### [Exercise task]
Pick out each line of the records in which the word "emissions" appears.

### [Data rows]

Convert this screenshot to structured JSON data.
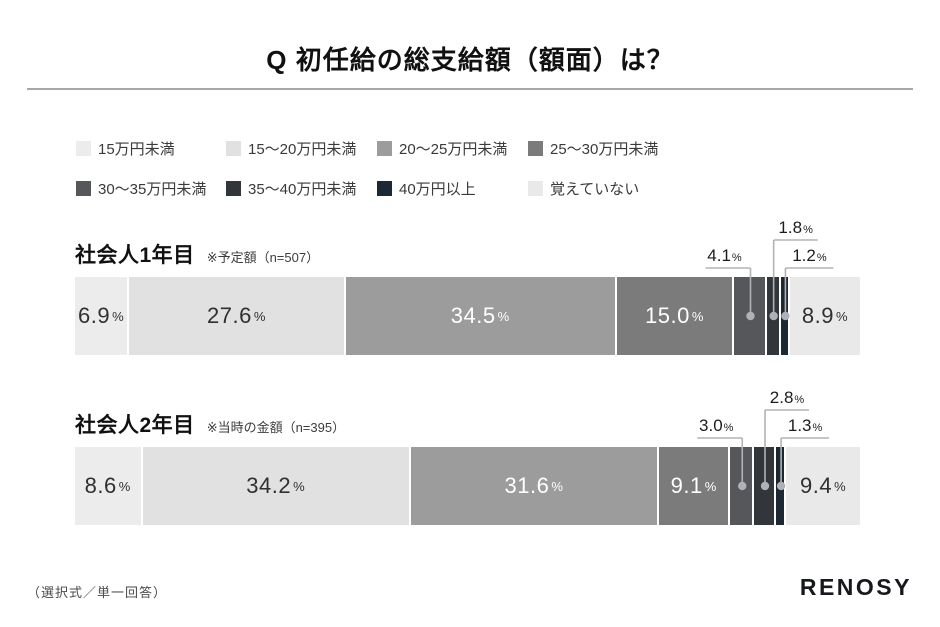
{
  "title": "Q 初任給の総支給額（額面）は？",
  "legend": {
    "items": [
      {
        "label": "15万円未満",
        "color": "#ececec"
      },
      {
        "label": "15〜20万円未満",
        "color": "#e1e1e1"
      },
      {
        "label": "20〜25万円未満",
        "color": "#9c9c9c"
      },
      {
        "label": "25〜30万円未満",
        "color": "#7b7b7b"
      },
      {
        "label": "30〜35万円未満",
        "color": "#55575a"
      },
      {
        "label": "35〜40万円未満",
        "color": "#323539"
      },
      {
        "label": "40万円以上",
        "color": "#1d2835"
      },
      {
        "label": "覚えていない",
        "color": "#e9e9e9"
      }
    ]
  },
  "chart_data": {
    "type": "bar",
    "variant": "stacked-horizontal",
    "unit": "%",
    "xlim": [
      0,
      100
    ],
    "grid": false,
    "legend_position": "top",
    "categories": [
      "15万円未満",
      "15〜20万円未満",
      "20〜25万円未満",
      "25〜30万円未満",
      "30〜35万円未満",
      "35〜40万円未満",
      "40万円以上",
      "覚えていない"
    ],
    "colors": [
      "#ececec",
      "#e1e1e1",
      "#9c9c9c",
      "#7b7b7b",
      "#55575a",
      "#323539",
      "#1d2835",
      "#e9e9e9"
    ],
    "label_text_colors": [
      "#303030",
      "#303030",
      "#ffffff",
      "#ffffff",
      null,
      null,
      null,
      "#303030"
    ],
    "callout_segments": [
      4,
      5,
      6
    ],
    "rows": [
      {
        "name": "社会人1年目",
        "note": "※予定額（n=507）",
        "values": [
          6.9,
          27.6,
          34.5,
          15.0,
          4.1,
          1.8,
          1.2,
          8.9
        ]
      },
      {
        "name": "社会人2年目",
        "note": "※当時の金額（n=395）",
        "values": [
          8.6,
          34.2,
          31.6,
          9.1,
          3.0,
          2.8,
          1.3,
          9.4
        ]
      }
    ]
  },
  "footer": {
    "note": "（選択式／単一回答）",
    "logo": "RENOSY"
  },
  "style": {
    "leader_line_color": "#b0b3b6",
    "dot_color": "#aeb1b5",
    "gap_color": "#ffffff"
  }
}
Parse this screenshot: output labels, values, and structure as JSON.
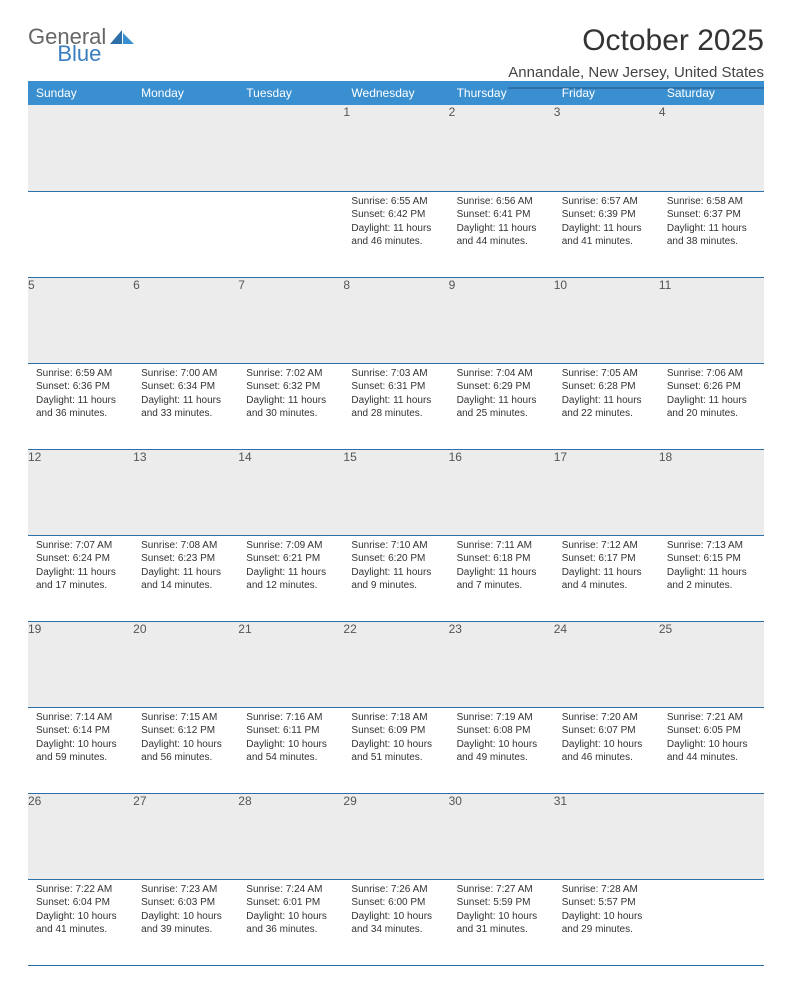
{
  "logo": {
    "textA": "General",
    "textB": "Blue"
  },
  "title": "October 2025",
  "location": "Annandale, New Jersey, United States",
  "colors": {
    "header_bg": "#3a8fd0",
    "header_text": "#ffffff",
    "rule": "#2f6fa8",
    "daynum_bg": "#ececec",
    "logo_blue": "#3a7ebf"
  },
  "day_headers": [
    "Sunday",
    "Monday",
    "Tuesday",
    "Wednesday",
    "Thursday",
    "Friday",
    "Saturday"
  ],
  "weeks": [
    [
      null,
      null,
      null,
      {
        "d": "1",
        "sr": "6:55 AM",
        "ss": "6:42 PM",
        "dl": "11 hours and 46 minutes."
      },
      {
        "d": "2",
        "sr": "6:56 AM",
        "ss": "6:41 PM",
        "dl": "11 hours and 44 minutes."
      },
      {
        "d": "3",
        "sr": "6:57 AM",
        "ss": "6:39 PM",
        "dl": "11 hours and 41 minutes."
      },
      {
        "d": "4",
        "sr": "6:58 AM",
        "ss": "6:37 PM",
        "dl": "11 hours and 38 minutes."
      }
    ],
    [
      {
        "d": "5",
        "sr": "6:59 AM",
        "ss": "6:36 PM",
        "dl": "11 hours and 36 minutes."
      },
      {
        "d": "6",
        "sr": "7:00 AM",
        "ss": "6:34 PM",
        "dl": "11 hours and 33 minutes."
      },
      {
        "d": "7",
        "sr": "7:02 AM",
        "ss": "6:32 PM",
        "dl": "11 hours and 30 minutes."
      },
      {
        "d": "8",
        "sr": "7:03 AM",
        "ss": "6:31 PM",
        "dl": "11 hours and 28 minutes."
      },
      {
        "d": "9",
        "sr": "7:04 AM",
        "ss": "6:29 PM",
        "dl": "11 hours and 25 minutes."
      },
      {
        "d": "10",
        "sr": "7:05 AM",
        "ss": "6:28 PM",
        "dl": "11 hours and 22 minutes."
      },
      {
        "d": "11",
        "sr": "7:06 AM",
        "ss": "6:26 PM",
        "dl": "11 hours and 20 minutes."
      }
    ],
    [
      {
        "d": "12",
        "sr": "7:07 AM",
        "ss": "6:24 PM",
        "dl": "11 hours and 17 minutes."
      },
      {
        "d": "13",
        "sr": "7:08 AM",
        "ss": "6:23 PM",
        "dl": "11 hours and 14 minutes."
      },
      {
        "d": "14",
        "sr": "7:09 AM",
        "ss": "6:21 PM",
        "dl": "11 hours and 12 minutes."
      },
      {
        "d": "15",
        "sr": "7:10 AM",
        "ss": "6:20 PM",
        "dl": "11 hours and 9 minutes."
      },
      {
        "d": "16",
        "sr": "7:11 AM",
        "ss": "6:18 PM",
        "dl": "11 hours and 7 minutes."
      },
      {
        "d": "17",
        "sr": "7:12 AM",
        "ss": "6:17 PM",
        "dl": "11 hours and 4 minutes."
      },
      {
        "d": "18",
        "sr": "7:13 AM",
        "ss": "6:15 PM",
        "dl": "11 hours and 2 minutes."
      }
    ],
    [
      {
        "d": "19",
        "sr": "7:14 AM",
        "ss": "6:14 PM",
        "dl": "10 hours and 59 minutes."
      },
      {
        "d": "20",
        "sr": "7:15 AM",
        "ss": "6:12 PM",
        "dl": "10 hours and 56 minutes."
      },
      {
        "d": "21",
        "sr": "7:16 AM",
        "ss": "6:11 PM",
        "dl": "10 hours and 54 minutes."
      },
      {
        "d": "22",
        "sr": "7:18 AM",
        "ss": "6:09 PM",
        "dl": "10 hours and 51 minutes."
      },
      {
        "d": "23",
        "sr": "7:19 AM",
        "ss": "6:08 PM",
        "dl": "10 hours and 49 minutes."
      },
      {
        "d": "24",
        "sr": "7:20 AM",
        "ss": "6:07 PM",
        "dl": "10 hours and 46 minutes."
      },
      {
        "d": "25",
        "sr": "7:21 AM",
        "ss": "6:05 PM",
        "dl": "10 hours and 44 minutes."
      }
    ],
    [
      {
        "d": "26",
        "sr": "7:22 AM",
        "ss": "6:04 PM",
        "dl": "10 hours and 41 minutes."
      },
      {
        "d": "27",
        "sr": "7:23 AM",
        "ss": "6:03 PM",
        "dl": "10 hours and 39 minutes."
      },
      {
        "d": "28",
        "sr": "7:24 AM",
        "ss": "6:01 PM",
        "dl": "10 hours and 36 minutes."
      },
      {
        "d": "29",
        "sr": "7:26 AM",
        "ss": "6:00 PM",
        "dl": "10 hours and 34 minutes."
      },
      {
        "d": "30",
        "sr": "7:27 AM",
        "ss": "5:59 PM",
        "dl": "10 hours and 31 minutes."
      },
      {
        "d": "31",
        "sr": "7:28 AM",
        "ss": "5:57 PM",
        "dl": "10 hours and 29 minutes."
      },
      null
    ]
  ],
  "labels": {
    "sunrise": "Sunrise:",
    "sunset": "Sunset:",
    "daylight": "Daylight:"
  }
}
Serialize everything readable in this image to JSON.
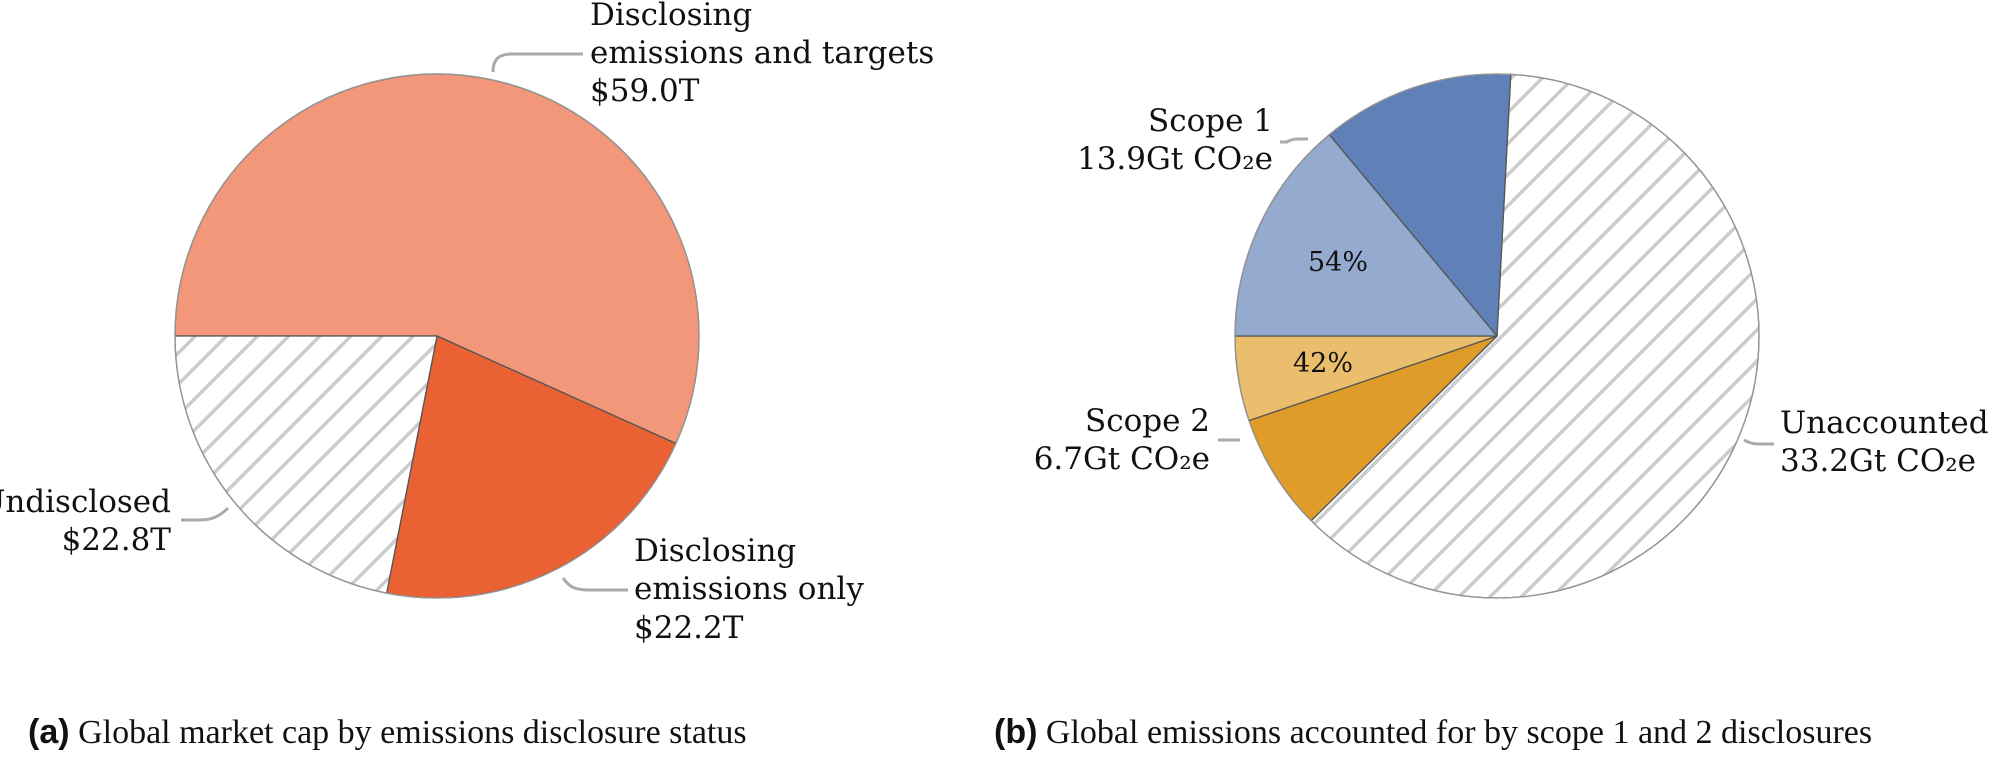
{
  "colors": {
    "disclosing_targets": "#F2977A",
    "disclosing_only": "#EA6234",
    "undisclosed_hatch": "#cccccc",
    "scope1_dark": "#6080B8",
    "scope1_light": "#94ABCF",
    "scope2_light": "#EBBE6D",
    "scope2_dark": "#E09C28",
    "unaccounted_hatch": "#cccccc",
    "outline": "#555555",
    "leader": "#aaaaaa"
  },
  "chart_data": [
    {
      "type": "pie",
      "id": "a",
      "caption_label": "(a)",
      "caption_text": "Global market cap by emissions disclosure status",
      "unit": "$T",
      "start_angle_deg": 180,
      "slices": [
        {
          "name": "Disclosing emissions and targets",
          "value": 59.0,
          "value_label": "$59.0T",
          "label_lines": [
            "Disclosing",
            "emissions and targets",
            "$59.0T"
          ],
          "fill": "disclosing_targets"
        },
        {
          "name": "Disclosing emissions only",
          "value": 22.2,
          "value_label": "$22.2T",
          "label_lines": [
            "Disclosing",
            "emissions only",
            "$22.2T"
          ],
          "fill": "disclosing_only"
        },
        {
          "name": "Undisclosed",
          "value": 22.8,
          "value_label": "$22.8T",
          "label_lines": [
            "Undisclosed",
            "$22.8T"
          ],
          "fill": "hatch"
        }
      ]
    },
    {
      "type": "pie",
      "id": "b",
      "caption_label": "(b)",
      "caption_text": "Global emissions accounted for by scope 1 and 2 disclosures",
      "unit": "Gt CO2e",
      "start_angle_deg": 180,
      "slices": [
        {
          "name": "Scope 1",
          "value": 13.9,
          "value_label": "13.9Gt CO₂e",
          "label_lines": [
            "Scope 1",
            "13.9Gt CO₂e"
          ],
          "fill": "scope1",
          "inner_share_pct": 54,
          "inner_share_label": "54%"
        },
        {
          "name": "Unaccounted",
          "value": 33.2,
          "value_label": "33.2Gt CO₂e",
          "label_lines": [
            "Unaccounted",
            "33.2Gt CO₂e"
          ],
          "fill": "hatch"
        },
        {
          "name": "Scope 2",
          "value": 6.7,
          "value_label": "6.7Gt CO₂e",
          "label_lines": [
            "Scope 2",
            "6.7Gt CO₂e"
          ],
          "fill": "scope2",
          "inner_share_pct": 42,
          "inner_share_label": "42%"
        }
      ]
    }
  ]
}
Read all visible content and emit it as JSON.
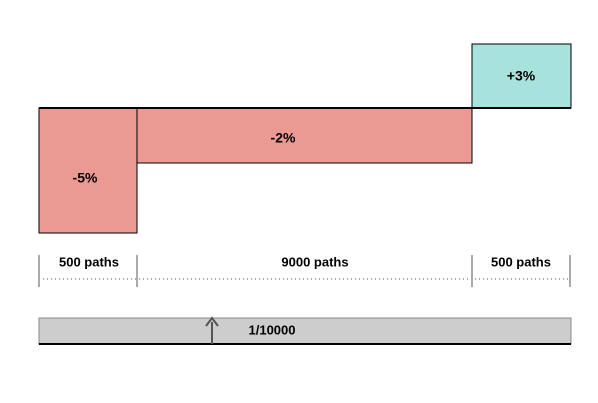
{
  "segments": [
    {
      "label": "-5%",
      "paths": "500 paths"
    },
    {
      "label": "-2%",
      "paths": "9000 paths"
    },
    {
      "label": "+3%",
      "paths": "500 paths"
    }
  ],
  "bar": {
    "label": "1/10000"
  }
}
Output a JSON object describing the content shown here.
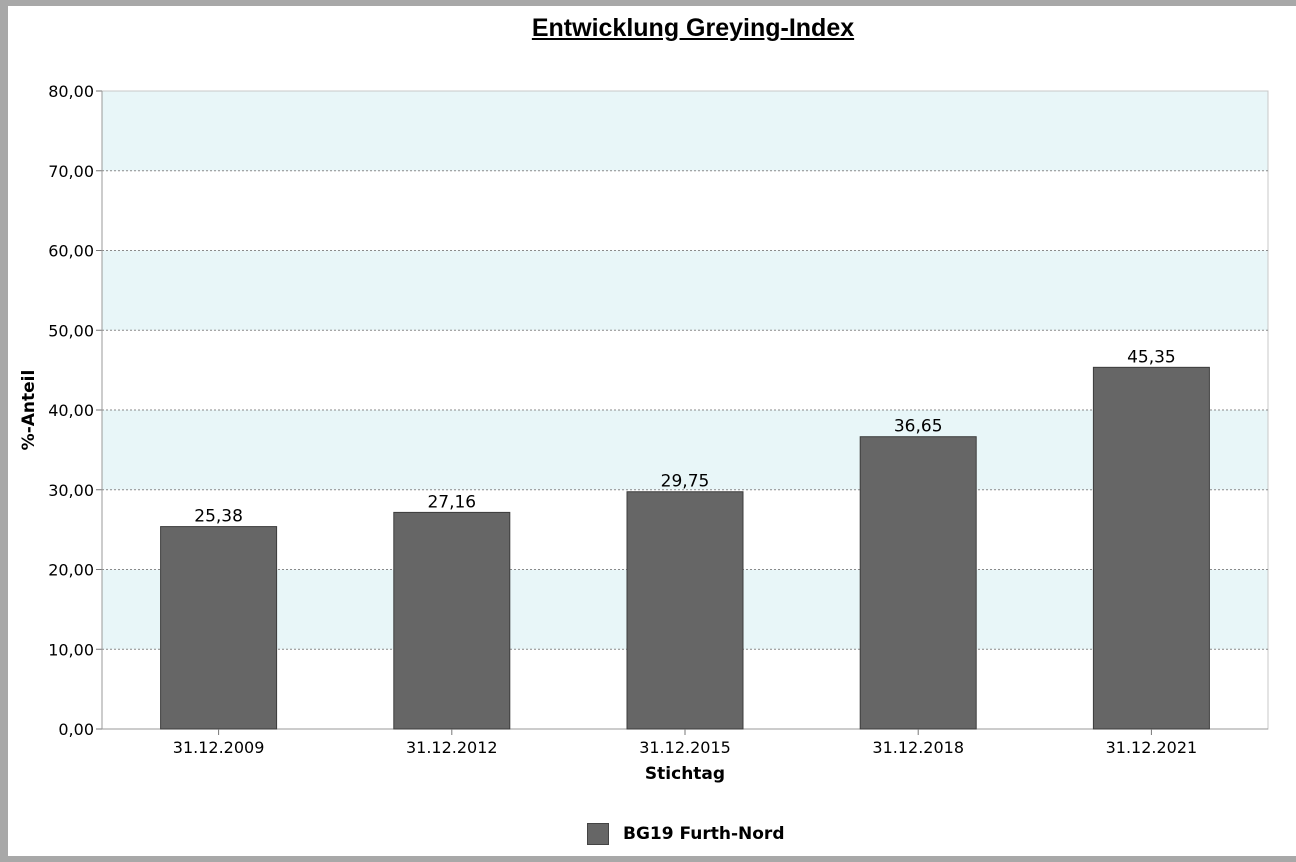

### [Exercise solution]
      "caption_text": "Global market cap by emissions disclosure status",
          "name": "Disclosing emissions and targets",
            "emissions and targets",
          "name": "Disclosing emissions only",
            "emissions only",
      "caption_text": "Global emissions accounted for by scope 1 and 2 disclosures",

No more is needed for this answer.